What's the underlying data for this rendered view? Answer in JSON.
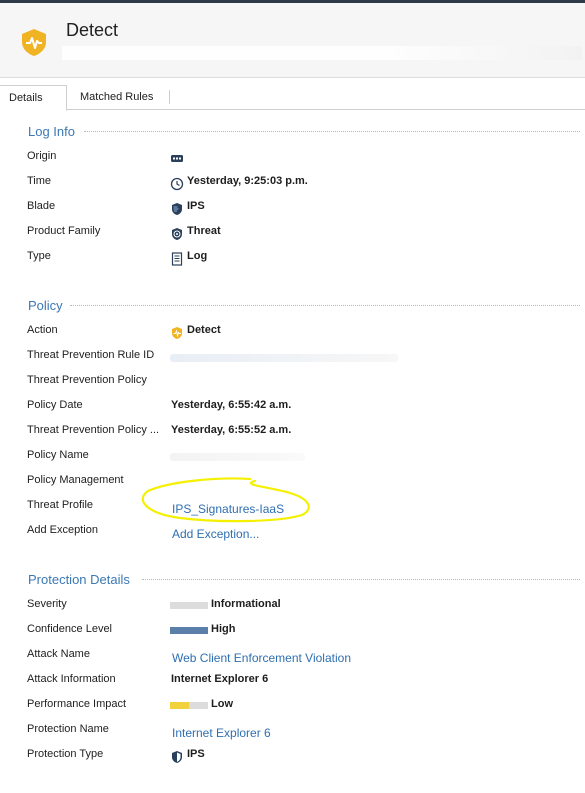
{
  "header": {
    "title": "Detect"
  },
  "tabs": [
    {
      "label": "Details",
      "active": true
    },
    {
      "label": "Matched Rules",
      "active": false
    }
  ],
  "log_info": {
    "title": "Log Info",
    "rows": [
      {
        "label": "Origin",
        "value": "",
        "icon": "gateway-icon"
      },
      {
        "label": "Time",
        "value": "Yesterday, 9:25:03 p.m.",
        "icon": "clock-icon"
      },
      {
        "label": "Blade",
        "value": "IPS",
        "icon": "ips-shield-icon"
      },
      {
        "label": "Product Family",
        "value": "Threat",
        "icon": "threat-icon"
      },
      {
        "label": "Type",
        "value": "Log",
        "icon": "log-icon"
      }
    ]
  },
  "policy": {
    "title": "Policy",
    "rows": [
      {
        "label": "Action",
        "value": "Detect",
        "icon": "detect-icon"
      },
      {
        "label": "Threat Prevention Rule ID",
        "value": ""
      },
      {
        "label": "Threat Prevention Policy",
        "value": ""
      },
      {
        "label": "Policy Date",
        "value": "Yesterday, 6:55:42 a.m."
      },
      {
        "label": "Threat Prevention Policy ...",
        "value": "Yesterday, 6:55:52 a.m."
      },
      {
        "label": "Policy Name",
        "value": ""
      },
      {
        "label": "Policy Management",
        "value": ""
      },
      {
        "label": "Threat Profile",
        "link": "IPS_Signatures-IaaS"
      },
      {
        "label": "Add Exception",
        "link": "Add Exception..."
      }
    ]
  },
  "protection_details": {
    "title": "Protection Details",
    "rows": [
      {
        "label": "Severity",
        "value": "Informational",
        "level": 0.0
      },
      {
        "label": "Confidence Level",
        "value": "High",
        "level": 1.0
      },
      {
        "label": "Attack Name",
        "link": "Web Client Enforcement Violation"
      },
      {
        "label": "Attack Information",
        "value": "Internet Explorer 6"
      },
      {
        "label": "Performance Impact",
        "value": "Low",
        "level": 0.5
      },
      {
        "label": "Protection Name",
        "link": "Internet Explorer 6"
      },
      {
        "label": "Protection Type",
        "value": "IPS",
        "icon": "ips-shield-icon"
      }
    ]
  },
  "colors": {
    "accent": "#3c78b4",
    "link": "#2e6fb0",
    "detect_orange": "#f0b323",
    "bar_blue": "#5a7fa8",
    "bar_yellow": "#f2d23c",
    "bar_gray": "#dcdcdc",
    "highlight": "#f5f000"
  }
}
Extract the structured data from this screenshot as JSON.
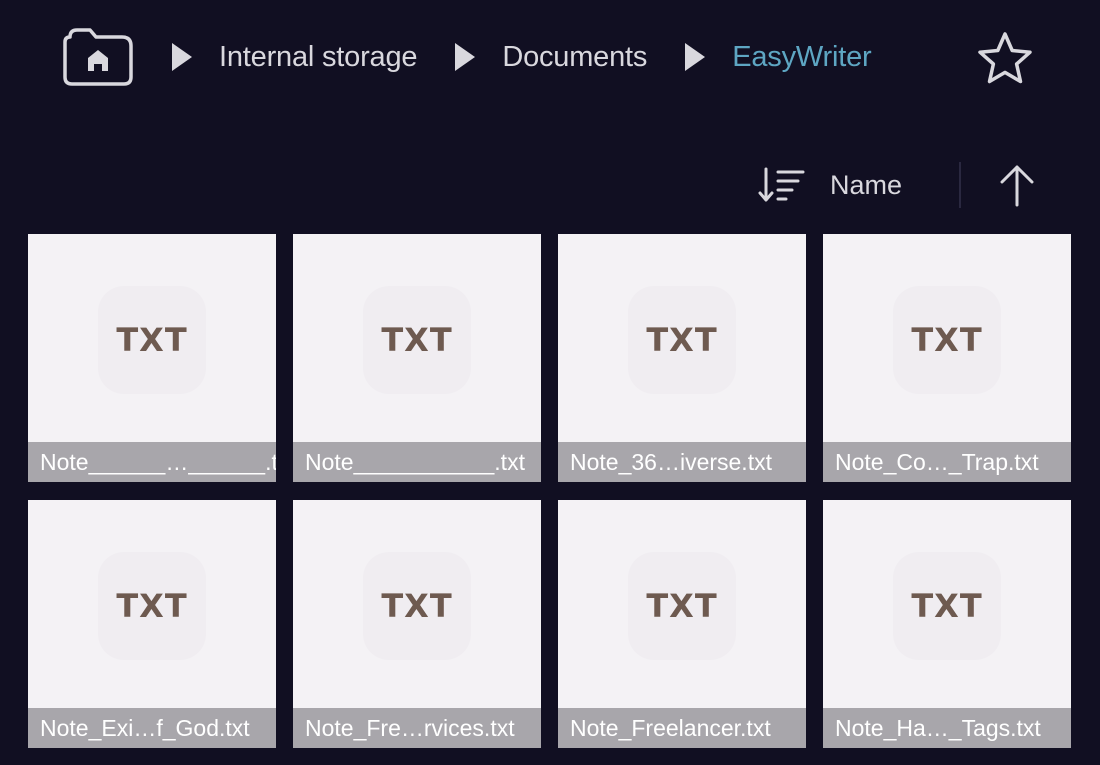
{
  "breadcrumb": {
    "home_icon": "home-folder-icon",
    "separator_icon": "play-triangle-icon",
    "items": [
      {
        "label": "Internal storage"
      },
      {
        "label": "Documents"
      },
      {
        "label": "EasyWriter"
      }
    ],
    "current_color": "#5ea6c3"
  },
  "favorite_icon": "star-outline-icon",
  "sort": {
    "icon": "sort-lines-icon",
    "label": "Name",
    "direction_icon": "arrow-up-icon"
  },
  "file_type_badge": "TXT",
  "files": [
    {
      "name": "Note______…______.txt"
    },
    {
      "name": "Note___________.txt"
    },
    {
      "name": "Note_36…iverse.txt"
    },
    {
      "name": "Note_Co…_Trap.txt"
    },
    {
      "name": "Note_Exi…f_God.txt"
    },
    {
      "name": "Note_Fre…rvices.txt"
    },
    {
      "name": "Note_Freelancer.txt"
    },
    {
      "name": "Note_Ha…_Tags.txt"
    }
  ],
  "colors": {
    "background": "#110f22",
    "tile": "#f4f2f5",
    "label_band": "#a8a6ab",
    "txt_text": "#6e5a50"
  }
}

What you should do =
Select all lines in the listing above where the word "Explorer" appears, and show them.

Worked solution =
        "value": "Internet Explorer 6"
        "link": "Internet Explorer 6"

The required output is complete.